──────── DATA SHOWN ────────
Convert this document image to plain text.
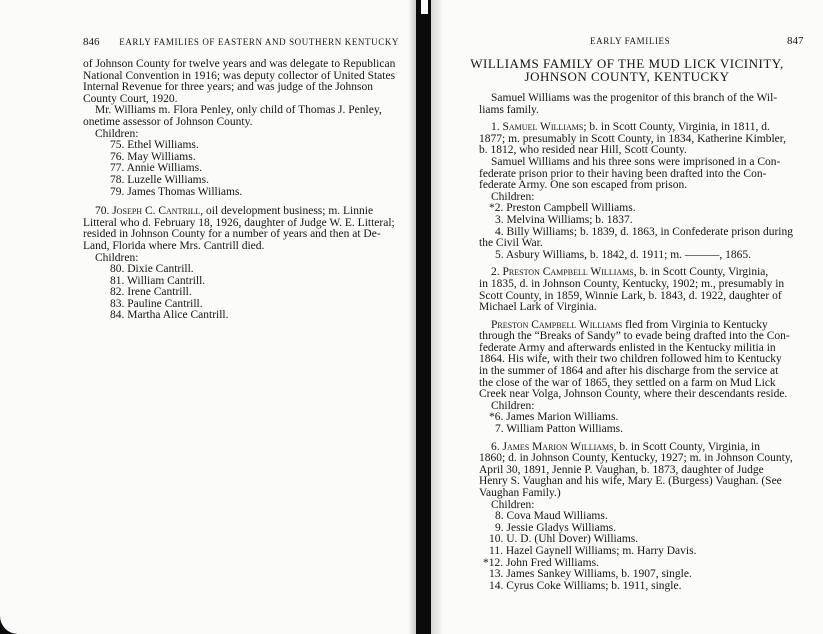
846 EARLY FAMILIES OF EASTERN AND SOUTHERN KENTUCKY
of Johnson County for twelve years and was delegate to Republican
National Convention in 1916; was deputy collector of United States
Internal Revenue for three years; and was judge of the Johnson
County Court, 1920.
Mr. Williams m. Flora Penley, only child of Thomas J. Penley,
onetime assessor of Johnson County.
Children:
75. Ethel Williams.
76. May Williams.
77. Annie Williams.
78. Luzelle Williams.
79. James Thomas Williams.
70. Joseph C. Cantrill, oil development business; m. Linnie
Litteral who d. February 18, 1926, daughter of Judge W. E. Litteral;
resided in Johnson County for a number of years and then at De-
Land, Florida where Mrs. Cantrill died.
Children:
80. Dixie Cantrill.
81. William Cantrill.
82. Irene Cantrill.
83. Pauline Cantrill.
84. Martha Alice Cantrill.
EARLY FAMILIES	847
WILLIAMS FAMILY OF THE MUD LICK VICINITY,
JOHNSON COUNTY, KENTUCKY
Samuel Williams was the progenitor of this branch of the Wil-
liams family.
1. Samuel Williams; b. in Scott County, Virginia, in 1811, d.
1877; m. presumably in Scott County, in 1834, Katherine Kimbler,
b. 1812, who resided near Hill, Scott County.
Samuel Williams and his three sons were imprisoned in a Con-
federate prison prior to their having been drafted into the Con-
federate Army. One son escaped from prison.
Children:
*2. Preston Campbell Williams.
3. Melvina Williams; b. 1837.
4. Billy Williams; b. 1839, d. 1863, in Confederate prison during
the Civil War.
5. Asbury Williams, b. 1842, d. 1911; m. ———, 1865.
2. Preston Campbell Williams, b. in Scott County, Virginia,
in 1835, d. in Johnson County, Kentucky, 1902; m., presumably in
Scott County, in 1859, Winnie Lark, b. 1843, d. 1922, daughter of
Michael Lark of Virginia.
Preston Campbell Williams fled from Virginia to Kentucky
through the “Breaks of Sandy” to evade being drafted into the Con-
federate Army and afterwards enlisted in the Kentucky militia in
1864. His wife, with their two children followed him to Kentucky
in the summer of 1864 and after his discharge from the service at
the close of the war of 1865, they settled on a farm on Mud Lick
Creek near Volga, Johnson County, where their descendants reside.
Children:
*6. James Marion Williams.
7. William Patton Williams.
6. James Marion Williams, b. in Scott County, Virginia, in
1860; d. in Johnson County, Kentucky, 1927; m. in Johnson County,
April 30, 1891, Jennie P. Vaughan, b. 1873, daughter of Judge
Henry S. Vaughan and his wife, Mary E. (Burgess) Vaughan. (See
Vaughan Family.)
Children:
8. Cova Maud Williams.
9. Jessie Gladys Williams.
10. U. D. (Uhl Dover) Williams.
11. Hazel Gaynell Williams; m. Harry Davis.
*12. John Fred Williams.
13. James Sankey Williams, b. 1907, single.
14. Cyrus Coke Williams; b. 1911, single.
────────
──────── DATA SHOWN ────────
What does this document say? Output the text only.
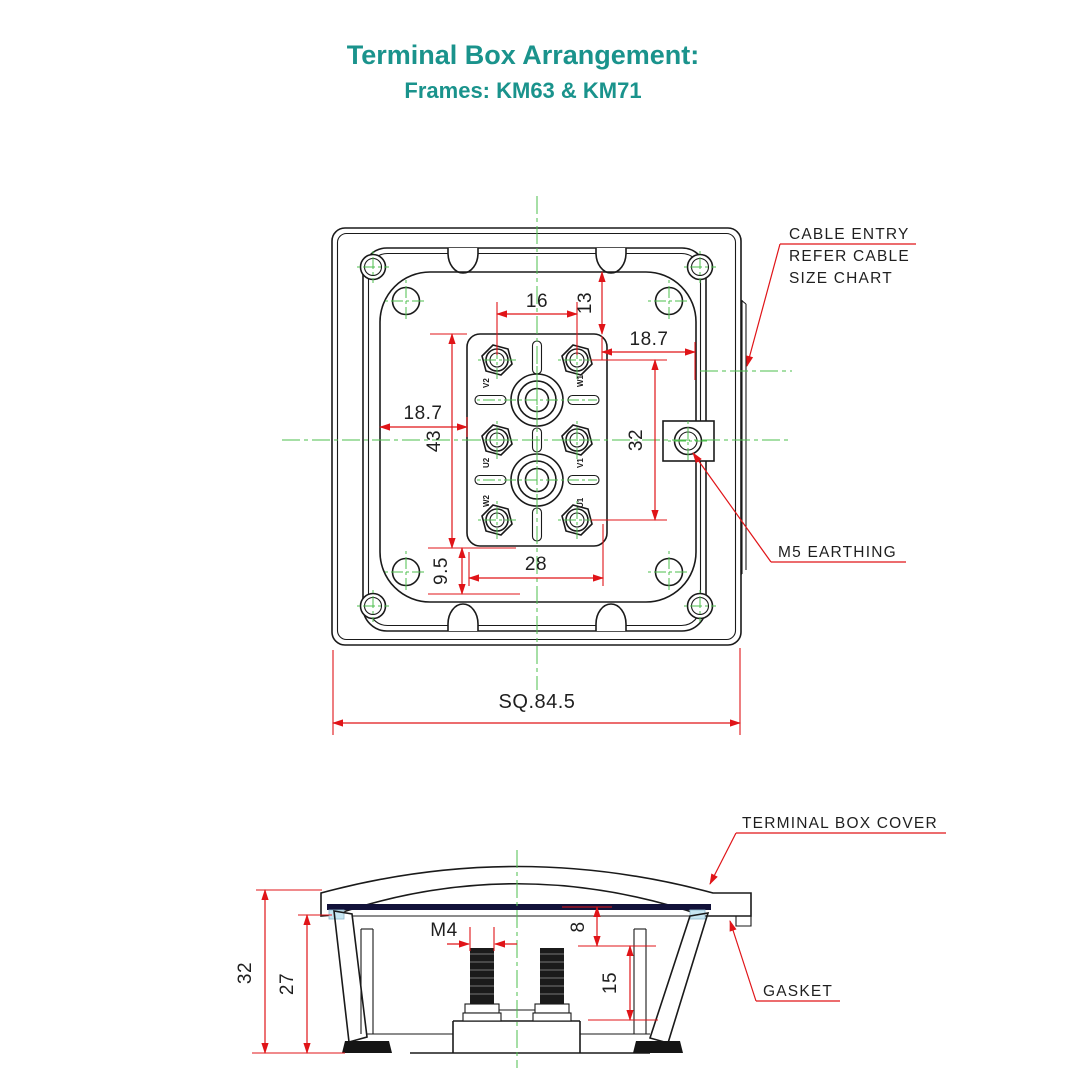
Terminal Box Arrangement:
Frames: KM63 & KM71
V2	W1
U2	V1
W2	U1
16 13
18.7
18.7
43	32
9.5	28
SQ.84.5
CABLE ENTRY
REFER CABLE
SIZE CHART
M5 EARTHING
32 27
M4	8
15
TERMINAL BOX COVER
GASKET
────────
──────── DATA SHOWN ────────
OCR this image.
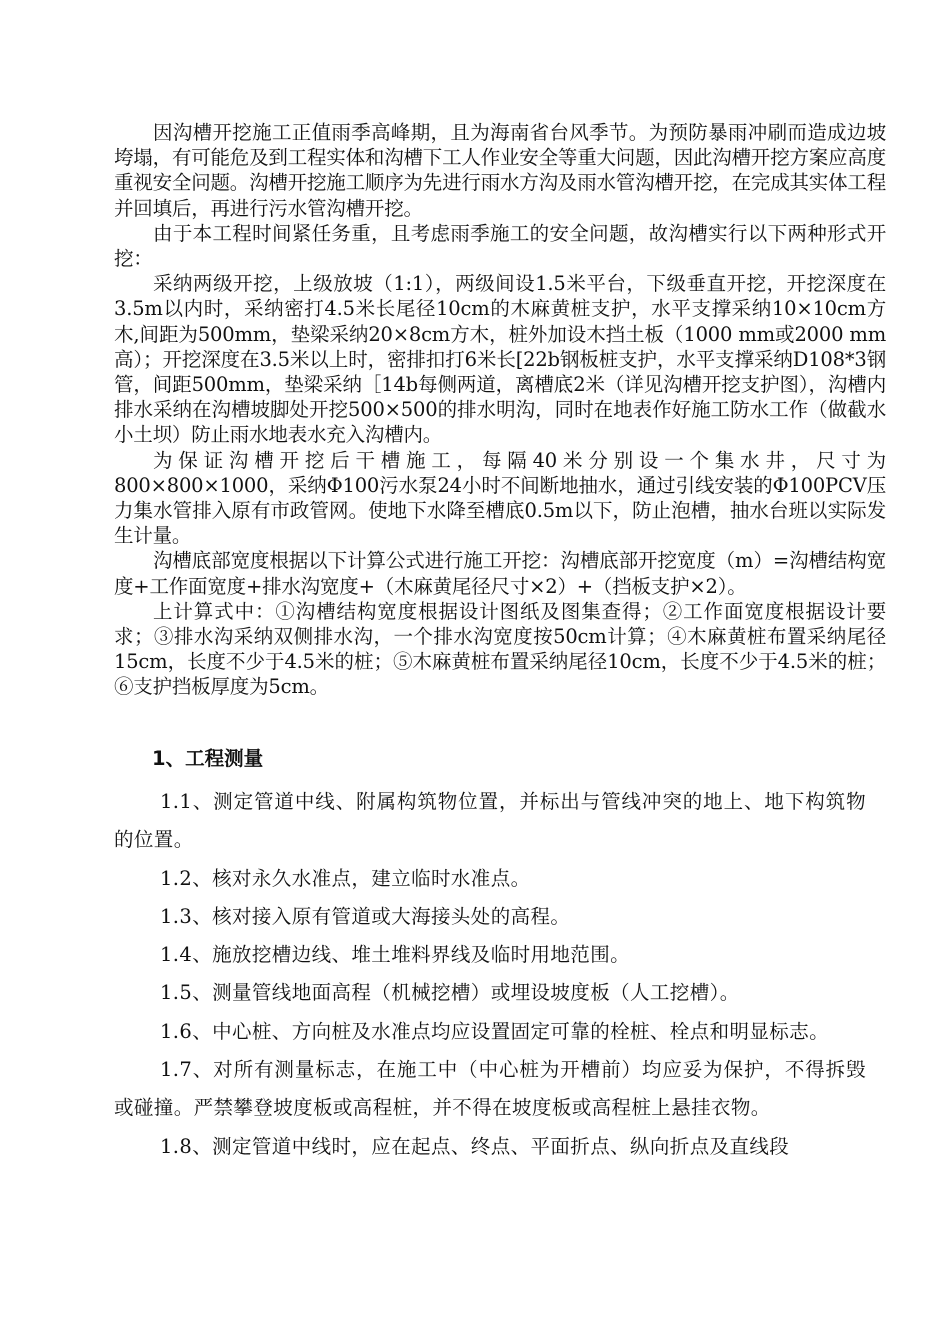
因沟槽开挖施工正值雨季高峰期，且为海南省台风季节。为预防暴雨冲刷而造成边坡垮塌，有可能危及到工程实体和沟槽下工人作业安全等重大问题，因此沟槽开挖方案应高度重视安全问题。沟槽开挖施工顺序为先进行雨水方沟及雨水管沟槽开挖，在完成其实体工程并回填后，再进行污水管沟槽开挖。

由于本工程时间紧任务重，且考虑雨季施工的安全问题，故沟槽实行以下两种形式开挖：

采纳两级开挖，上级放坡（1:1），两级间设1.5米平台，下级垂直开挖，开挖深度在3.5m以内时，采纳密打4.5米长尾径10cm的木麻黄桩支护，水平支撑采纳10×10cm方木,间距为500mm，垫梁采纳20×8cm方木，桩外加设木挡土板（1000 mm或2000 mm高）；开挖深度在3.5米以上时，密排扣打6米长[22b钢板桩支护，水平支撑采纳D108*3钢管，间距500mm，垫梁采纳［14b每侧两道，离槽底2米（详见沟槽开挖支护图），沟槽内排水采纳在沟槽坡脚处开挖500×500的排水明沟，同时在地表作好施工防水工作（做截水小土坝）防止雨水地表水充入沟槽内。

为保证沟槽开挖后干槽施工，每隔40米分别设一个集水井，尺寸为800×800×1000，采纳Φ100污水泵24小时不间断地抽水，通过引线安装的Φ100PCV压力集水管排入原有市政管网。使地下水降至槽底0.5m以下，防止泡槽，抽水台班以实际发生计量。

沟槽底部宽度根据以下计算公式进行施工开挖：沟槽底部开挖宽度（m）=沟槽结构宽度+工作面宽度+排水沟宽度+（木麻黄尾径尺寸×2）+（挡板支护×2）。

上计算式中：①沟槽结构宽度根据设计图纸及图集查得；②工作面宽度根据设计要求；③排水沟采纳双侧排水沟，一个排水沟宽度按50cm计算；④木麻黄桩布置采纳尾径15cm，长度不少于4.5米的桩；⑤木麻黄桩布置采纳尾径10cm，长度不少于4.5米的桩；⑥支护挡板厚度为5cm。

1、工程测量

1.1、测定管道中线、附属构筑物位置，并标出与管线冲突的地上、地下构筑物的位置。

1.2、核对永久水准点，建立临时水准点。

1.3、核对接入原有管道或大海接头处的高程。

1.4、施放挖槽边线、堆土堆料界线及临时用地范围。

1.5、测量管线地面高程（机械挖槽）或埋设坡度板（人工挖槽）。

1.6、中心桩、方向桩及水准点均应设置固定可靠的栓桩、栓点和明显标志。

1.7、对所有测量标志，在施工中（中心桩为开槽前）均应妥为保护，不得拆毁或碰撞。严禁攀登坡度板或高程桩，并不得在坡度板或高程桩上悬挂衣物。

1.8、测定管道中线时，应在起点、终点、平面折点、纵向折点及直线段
────────
**YOUR GOAL**
List every line above that holds the word "three".

**TASK ANSWER**
Internal Revenue for three years; and was judge of the Johnson
Samuel Williams and his three sons were imprisoned in a Con-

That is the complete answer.